### Requirements
Give the listing again in full, exactly as written.

### Given data
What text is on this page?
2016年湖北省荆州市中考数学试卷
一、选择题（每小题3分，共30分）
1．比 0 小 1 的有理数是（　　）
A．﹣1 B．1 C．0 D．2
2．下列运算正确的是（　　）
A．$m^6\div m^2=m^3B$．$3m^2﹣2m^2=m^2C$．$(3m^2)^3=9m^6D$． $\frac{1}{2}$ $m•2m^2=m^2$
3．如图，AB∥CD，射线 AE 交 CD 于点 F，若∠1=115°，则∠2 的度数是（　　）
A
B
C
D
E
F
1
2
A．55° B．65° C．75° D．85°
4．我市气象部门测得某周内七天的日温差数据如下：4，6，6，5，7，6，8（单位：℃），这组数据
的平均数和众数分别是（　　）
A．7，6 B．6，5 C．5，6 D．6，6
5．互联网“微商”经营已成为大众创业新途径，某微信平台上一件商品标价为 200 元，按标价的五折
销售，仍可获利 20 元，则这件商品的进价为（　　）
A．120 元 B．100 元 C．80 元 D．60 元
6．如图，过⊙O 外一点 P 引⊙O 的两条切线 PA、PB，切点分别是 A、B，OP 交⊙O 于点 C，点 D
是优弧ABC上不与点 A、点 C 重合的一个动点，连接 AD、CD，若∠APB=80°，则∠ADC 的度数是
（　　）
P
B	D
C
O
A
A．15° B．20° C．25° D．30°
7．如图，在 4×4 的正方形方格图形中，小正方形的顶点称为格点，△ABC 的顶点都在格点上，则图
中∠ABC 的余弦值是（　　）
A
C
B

### Output of the exercise
What text is on this page?
2016年湖北省荆州市中考数学试卷
一、选择题（每小题3分，共30分）
1．比 0 小 1 的有理数是（　　）
A．﹣1 B．1 C．0 D．2
2．下列运算正确的是（　　）
A．$m^6\div m^2=m^3B$．$3m^2﹣2m^2=m^2C$．$(3m^2)^3=9m^6D$． $\frac{1}{2}$ $m•2m^2=m^2$
3．如图，AB∥CD，射线 AE 交 CD 于点 F，若∠1=115°，则∠2 的度数是（　　）
A
B
C
D
E
F
1
2
A．55° B．65° C．75° D．85°
4．我市气象部门测得某周内七天的日温差数据如下：4，6，6，5，7，6，8（单位：℃），这组数据
的平均数和众数分别是（　　）
A．7，6 B．6，5 C．5，6 D．6，6
5．互联网“微商”经营已成为大众创业新途径，某微信平台上一件商品标价为 200 元，按标价的五折
销售，仍可获利 20 元，则这件商品的进价为（　　）
A．120 元 B．100 元 C．80 元 D．60 元
6．如图，过⊙O 外一点 P 引⊙O 的两条切线 PA、PB，切点分别是 A、B，OP 交⊙O 于点 C，点 D
是优弧ABC上不与点 A、点 C 重合的一个动点，连接 AD、CD，若∠APB=80°，则∠ADC 的度数是
（　　）
P
B	D
C
O
A
A．15° B．20° C．25° D．30°
7．如图，在 4×4 的正方形方格图形中，小正方形的顶点称为格点，△ABC 的顶点都在格点上，则图
中∠ABC 的余弦值是（　　）
A
C
B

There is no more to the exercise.